[READING PASSAGE]:
──────────────────────────────

NEW YORK (GenomeWeb) – Guardant Health said this week that it is planning a large prospective clinical trial to test the ability of its Lunar liquid biopsy assay to detect colorectal cancer in asymptomatic individuals.
During a conference call yesterday to discuss the firm's first quarter earnings, President and Chief Operating Officer AmirAli Talasaz noted that Guardant shared data on the use of the Lunar assay for detecting cancer in patients recently diagnosed with colorectal cancer (CRC) at the American Association for Cancer Research annual meeting in Atlanta last month. The data showed the test had "80 percent sensitivity with specificity in the mid-90s for detection of colorectal cancer in early stages in a cohort of 225," he said.
"We believe this initial data represents some of the most compelling performance shared to date for a blood-based approach for early colorectal cancer detection and shows the potential of using this test for screening average-risk, asymptomatic individuals," Talasaz said.
Though several analysts pressed the company for more detail, Guardant officials provided little additional information on the study design, performance metrics, and costs of the trial during the call. The firm is planning for a cohort of more than 10,000 patients and expects to start the trial in the second half of 2019. Guardant CEO Helmy Eltoukhy said the company would try to provide more details after the release of its second quarter results.
Guardant's Lunar assay, a commercial research-use-only assay for early cancer detection, combines both genomics and epigenomic analyses.
Analysts differed in their assessment of the planned trial, with some suggesting it might be too early for such a study.

──────────────────────────────

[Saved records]
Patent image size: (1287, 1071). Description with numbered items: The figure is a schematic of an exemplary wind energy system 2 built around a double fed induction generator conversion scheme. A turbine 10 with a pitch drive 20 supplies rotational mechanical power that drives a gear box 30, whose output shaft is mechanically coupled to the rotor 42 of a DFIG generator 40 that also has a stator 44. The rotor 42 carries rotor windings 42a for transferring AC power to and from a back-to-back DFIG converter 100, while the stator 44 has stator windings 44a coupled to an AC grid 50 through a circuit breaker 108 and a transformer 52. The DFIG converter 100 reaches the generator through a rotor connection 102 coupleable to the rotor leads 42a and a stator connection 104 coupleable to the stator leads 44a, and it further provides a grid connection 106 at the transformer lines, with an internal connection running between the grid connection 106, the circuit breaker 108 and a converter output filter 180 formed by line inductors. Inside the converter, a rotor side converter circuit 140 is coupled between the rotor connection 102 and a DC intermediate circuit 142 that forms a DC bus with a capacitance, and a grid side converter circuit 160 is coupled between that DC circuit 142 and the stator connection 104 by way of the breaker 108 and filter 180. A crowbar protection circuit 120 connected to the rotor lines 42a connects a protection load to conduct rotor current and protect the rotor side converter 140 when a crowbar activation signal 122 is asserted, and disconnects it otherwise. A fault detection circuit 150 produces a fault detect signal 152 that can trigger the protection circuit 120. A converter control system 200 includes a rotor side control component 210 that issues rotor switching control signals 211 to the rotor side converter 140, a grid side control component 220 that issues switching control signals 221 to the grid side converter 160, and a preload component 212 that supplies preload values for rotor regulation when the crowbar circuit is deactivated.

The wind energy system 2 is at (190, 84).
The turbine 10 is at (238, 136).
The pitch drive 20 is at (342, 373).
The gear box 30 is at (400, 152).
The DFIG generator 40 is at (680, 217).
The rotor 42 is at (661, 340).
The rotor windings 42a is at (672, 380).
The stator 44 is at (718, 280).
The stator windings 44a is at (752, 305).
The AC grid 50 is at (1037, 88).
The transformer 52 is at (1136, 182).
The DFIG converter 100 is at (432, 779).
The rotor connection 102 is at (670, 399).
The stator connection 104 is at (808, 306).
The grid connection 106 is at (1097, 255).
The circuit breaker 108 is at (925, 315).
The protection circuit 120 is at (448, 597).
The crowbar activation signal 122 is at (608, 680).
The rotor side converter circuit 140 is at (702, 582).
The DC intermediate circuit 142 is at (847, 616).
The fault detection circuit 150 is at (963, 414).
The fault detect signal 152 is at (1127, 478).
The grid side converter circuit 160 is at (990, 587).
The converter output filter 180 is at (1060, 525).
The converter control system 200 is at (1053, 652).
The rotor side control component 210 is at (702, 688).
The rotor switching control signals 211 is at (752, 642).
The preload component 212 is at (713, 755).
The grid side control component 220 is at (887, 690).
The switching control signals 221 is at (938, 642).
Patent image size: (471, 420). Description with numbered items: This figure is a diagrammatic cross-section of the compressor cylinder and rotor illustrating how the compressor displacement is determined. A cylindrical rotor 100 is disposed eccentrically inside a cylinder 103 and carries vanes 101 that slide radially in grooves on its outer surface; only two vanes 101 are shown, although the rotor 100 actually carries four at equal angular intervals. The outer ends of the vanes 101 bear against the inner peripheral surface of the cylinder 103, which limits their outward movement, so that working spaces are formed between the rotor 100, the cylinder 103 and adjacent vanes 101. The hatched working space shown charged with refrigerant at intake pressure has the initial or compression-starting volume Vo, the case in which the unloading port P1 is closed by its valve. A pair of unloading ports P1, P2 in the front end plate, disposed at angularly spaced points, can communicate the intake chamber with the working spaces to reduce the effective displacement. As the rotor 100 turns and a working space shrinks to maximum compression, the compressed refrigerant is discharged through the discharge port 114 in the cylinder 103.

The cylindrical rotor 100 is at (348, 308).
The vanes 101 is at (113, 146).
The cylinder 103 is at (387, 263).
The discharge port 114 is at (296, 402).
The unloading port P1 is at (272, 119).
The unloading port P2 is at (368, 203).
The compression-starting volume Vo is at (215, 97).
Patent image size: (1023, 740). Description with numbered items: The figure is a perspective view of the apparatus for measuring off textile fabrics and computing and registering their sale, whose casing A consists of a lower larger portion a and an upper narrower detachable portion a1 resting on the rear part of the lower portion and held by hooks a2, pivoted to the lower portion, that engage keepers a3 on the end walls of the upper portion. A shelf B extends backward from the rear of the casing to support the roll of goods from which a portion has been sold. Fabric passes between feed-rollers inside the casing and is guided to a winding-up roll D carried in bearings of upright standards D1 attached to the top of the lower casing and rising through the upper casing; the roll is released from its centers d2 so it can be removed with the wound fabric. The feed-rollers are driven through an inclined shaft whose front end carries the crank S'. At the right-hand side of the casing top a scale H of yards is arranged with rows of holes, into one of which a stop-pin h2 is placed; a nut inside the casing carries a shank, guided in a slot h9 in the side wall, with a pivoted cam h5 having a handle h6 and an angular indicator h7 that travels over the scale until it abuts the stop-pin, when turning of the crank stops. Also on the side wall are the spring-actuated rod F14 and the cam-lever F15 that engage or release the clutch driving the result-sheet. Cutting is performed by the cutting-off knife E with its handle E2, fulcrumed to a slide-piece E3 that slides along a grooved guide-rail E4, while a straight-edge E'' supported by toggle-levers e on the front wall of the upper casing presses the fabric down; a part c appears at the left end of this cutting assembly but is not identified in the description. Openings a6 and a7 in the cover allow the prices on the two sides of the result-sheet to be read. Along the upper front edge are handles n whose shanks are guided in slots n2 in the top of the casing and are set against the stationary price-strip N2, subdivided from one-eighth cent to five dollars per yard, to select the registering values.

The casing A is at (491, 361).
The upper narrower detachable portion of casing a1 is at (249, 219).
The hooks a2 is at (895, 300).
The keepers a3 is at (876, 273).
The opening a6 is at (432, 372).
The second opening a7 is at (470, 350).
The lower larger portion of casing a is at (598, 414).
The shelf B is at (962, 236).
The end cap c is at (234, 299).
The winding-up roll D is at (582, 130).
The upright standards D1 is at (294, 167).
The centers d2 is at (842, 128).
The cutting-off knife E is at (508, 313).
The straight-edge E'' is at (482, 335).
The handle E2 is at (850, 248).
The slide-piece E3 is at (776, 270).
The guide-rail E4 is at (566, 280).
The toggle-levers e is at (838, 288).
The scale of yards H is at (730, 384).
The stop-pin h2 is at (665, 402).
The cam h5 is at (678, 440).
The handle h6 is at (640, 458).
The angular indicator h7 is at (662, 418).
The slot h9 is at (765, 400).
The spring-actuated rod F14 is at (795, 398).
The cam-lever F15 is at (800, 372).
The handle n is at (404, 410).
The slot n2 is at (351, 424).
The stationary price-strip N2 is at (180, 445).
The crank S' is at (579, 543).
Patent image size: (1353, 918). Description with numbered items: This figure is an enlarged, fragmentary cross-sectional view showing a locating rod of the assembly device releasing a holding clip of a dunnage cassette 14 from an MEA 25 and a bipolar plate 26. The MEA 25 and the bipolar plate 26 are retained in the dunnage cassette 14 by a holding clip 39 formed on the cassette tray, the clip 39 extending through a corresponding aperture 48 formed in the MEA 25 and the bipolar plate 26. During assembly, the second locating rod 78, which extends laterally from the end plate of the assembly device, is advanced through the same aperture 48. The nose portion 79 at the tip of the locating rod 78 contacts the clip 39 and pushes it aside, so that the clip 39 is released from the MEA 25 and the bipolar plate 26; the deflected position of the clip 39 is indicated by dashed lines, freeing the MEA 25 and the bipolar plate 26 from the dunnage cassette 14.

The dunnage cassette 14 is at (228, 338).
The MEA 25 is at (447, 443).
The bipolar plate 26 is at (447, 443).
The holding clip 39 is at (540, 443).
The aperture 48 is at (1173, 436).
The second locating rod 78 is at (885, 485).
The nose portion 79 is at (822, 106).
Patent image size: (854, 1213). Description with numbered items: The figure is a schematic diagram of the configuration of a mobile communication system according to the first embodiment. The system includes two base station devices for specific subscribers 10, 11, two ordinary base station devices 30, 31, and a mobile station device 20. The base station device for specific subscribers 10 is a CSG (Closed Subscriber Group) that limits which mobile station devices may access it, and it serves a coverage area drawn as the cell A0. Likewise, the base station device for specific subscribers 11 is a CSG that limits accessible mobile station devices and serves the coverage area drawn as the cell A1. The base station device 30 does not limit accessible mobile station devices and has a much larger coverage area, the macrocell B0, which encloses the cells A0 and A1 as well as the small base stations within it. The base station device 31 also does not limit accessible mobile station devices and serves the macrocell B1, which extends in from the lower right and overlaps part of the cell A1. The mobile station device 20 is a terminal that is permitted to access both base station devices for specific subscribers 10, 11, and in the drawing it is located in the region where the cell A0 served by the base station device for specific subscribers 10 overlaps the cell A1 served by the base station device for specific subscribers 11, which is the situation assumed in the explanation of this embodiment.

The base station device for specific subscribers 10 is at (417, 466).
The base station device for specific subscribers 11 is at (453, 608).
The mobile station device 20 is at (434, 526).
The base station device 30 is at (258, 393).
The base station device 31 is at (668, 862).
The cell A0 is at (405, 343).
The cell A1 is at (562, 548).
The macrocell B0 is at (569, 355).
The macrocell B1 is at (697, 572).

──────────────────────────────

[BRIEF]: In the news article about Guardant Health, how large a patient cohort is the company planning for its Lunar trial?

[RESULT OF THIS EXERCISE]: More than 10,000 patients.